Where a line of the listing below includes the word "amount", reproduce that line.

## start RECORDS FOR THIS TASK

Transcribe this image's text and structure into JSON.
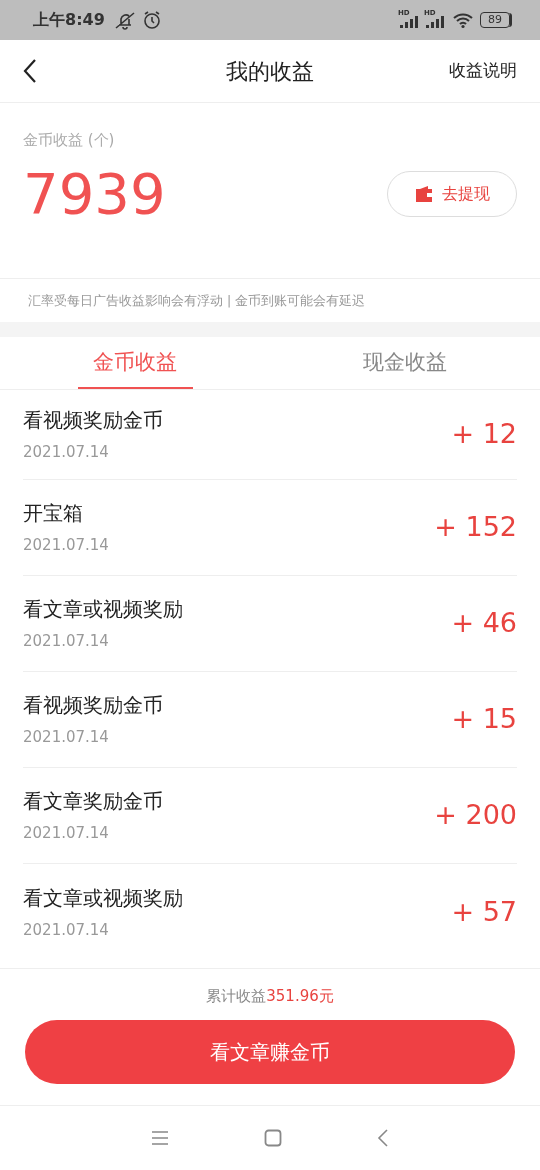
{
  "status_bar": {
    "time": "上午8:49",
    "signal_labels": [
      "HD",
      "HD"
    ],
    "battery": "89"
  },
  "header": {
    "title": "我的收益",
    "action": "收益说明"
  },
  "summary": {
    "label": "金币收益 (个)",
    "amount": "7939",
    "withdraw_button": "去提现",
    "note": "汇率受每日广告收益影响会有浮动 | 金币到账可能会有延迟"
  },
  "tabs": [
    {
      "label": "金币收益",
      "selected": true
    },
    {
      "label": "现金收益",
      "selected": false
    }
  ],
  "records": [
    {
      "title": "看视频奖励金币",
      "date": "2021.07.14",
      "amount": "+ 12"
    },
    {
      "title": "开宝箱",
      "date": "2021.07.14",
      "amount": "+ 152"
    },
    {
      "title": "看文章或视频奖励",
      "date": "2021.07.14",
      "amount": "+ 46"
    },
    {
      "title": "看视频奖励金币",
      "date": "2021.07.14",
      "amount": "+ 15"
    },
    {
      "title": "看文章奖励金币",
      "date": "2021.07.14",
      "amount": "+ 200"
    },
    {
      "title": "看文章或视频奖励",
      "date": "2021.07.14",
      "amount": "+ 57"
    }
  ],
  "footer": {
    "total_label": "累计收益",
    "total_value": "351.96元",
    "button": "看文章赚金币"
  }
}
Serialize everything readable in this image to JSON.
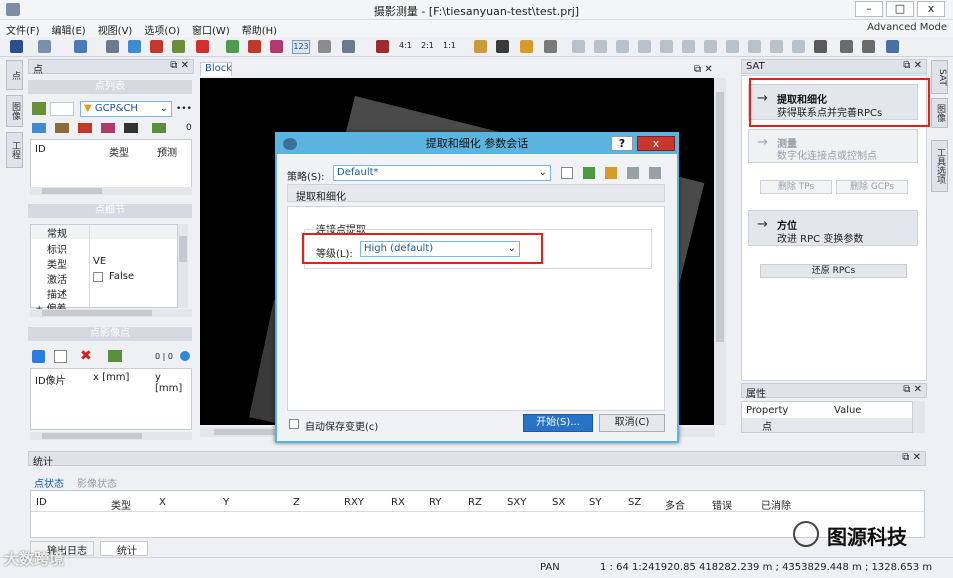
{
  "window": {
    "title": "摄影测量 - [F:\\tiesanyuan-test\\test.prj]",
    "mode": "Advanced Mode",
    "btn_min": "–",
    "btn_max": "□",
    "btn_close": "x"
  },
  "menu": [
    "文件(F)",
    "编辑(E)",
    "视图(V)",
    "选项(O)",
    "窗口(W)",
    "帮助(H)"
  ],
  "toolbar": {
    "zoom_41": "4:1",
    "zoom_21": "2:1",
    "zoom_11": "1:1",
    "numbers": "123"
  },
  "left_vtabs": [
    "点",
    "图像",
    "工程"
  ],
  "points_panel": {
    "title": "点",
    "list_section": "点列表",
    "filter": "GCP&CH",
    "more": "•••",
    "count": "0",
    "columns": [
      "ID",
      "类型",
      "预测"
    ],
    "detail_section": "点细节",
    "detail_rows": [
      {
        "k": "常规",
        "v": ""
      },
      {
        "k": "标识",
        "v": ""
      },
      {
        "k": "类型",
        "v": "VE"
      },
      {
        "k": "激活",
        "v": "False"
      },
      {
        "k": "描述",
        "v": ""
      },
      {
        "k": "+ 偏差",
        "v": ""
      }
    ],
    "image_section": "点影像点",
    "image_count": "0 | 0",
    "image_columns": [
      "ID像片",
      "x [mm]",
      "y [mm]"
    ]
  },
  "block_tab": "Block",
  "dialog": {
    "title": "提取和细化 参数会话",
    "strategy_label": "策略(S):",
    "strategy_value": "Default*",
    "tab": "提取和细化",
    "group": "连接点提取",
    "level_label": "等级(L):",
    "level_value": "High (default)",
    "autosave": "自动保存变更(c)",
    "start": "开始(S)...",
    "cancel": "取消(C)",
    "help": "?",
    "close": "x"
  },
  "sat_panel": {
    "title": "SAT",
    "cards": [
      {
        "h": "提取和细化",
        "s": "获得联系点并完善RPCs",
        "active": true
      },
      {
        "h": "测量",
        "s": "数字化连接点或控制点",
        "active": false
      },
      {
        "h": "方位",
        "s": "改进 RPC 变换参数",
        "active": true
      }
    ],
    "btn_tps": "删除 TPs",
    "btn_gcps": "删除 GCPs",
    "btn_restore": "还原 RPCs"
  },
  "props_panel": {
    "title": "属性",
    "col1": "Property",
    "col2": "Value",
    "row": "点"
  },
  "right_vtabs": [
    "SAT",
    "图像",
    "工具选项"
  ],
  "stats": {
    "title": "统计",
    "tab1": "点状态",
    "tab2": "影像状态",
    "columns": [
      "ID",
      "类型",
      "X",
      "Y",
      "Z",
      "RXY",
      "RX",
      "RY",
      "RZ",
      "SXY",
      "SX",
      "SY",
      "SZ",
      "多合",
      "错误",
      "已消除"
    ]
  },
  "bottom_tabs": [
    "输出日志",
    "统计"
  ],
  "statusbar": {
    "mode": "PAN",
    "coords": "1 : 64  1:241920.85  418282.239 m ; 4353829.448 m ; 1328.653 m"
  },
  "watermark": {
    "left": "大数跨境",
    "right": "图源科技"
  }
}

## end RECORDS FOR THIS TASK

→ FINAL ANSWER:
    "amount": "7939",
      "amount": "+ 12"
      "amount": "+ 152"
      "amount": "+ 46"
      "amount": "+ 15"
      "amount": "+ 200"
      "amount": "+ 57"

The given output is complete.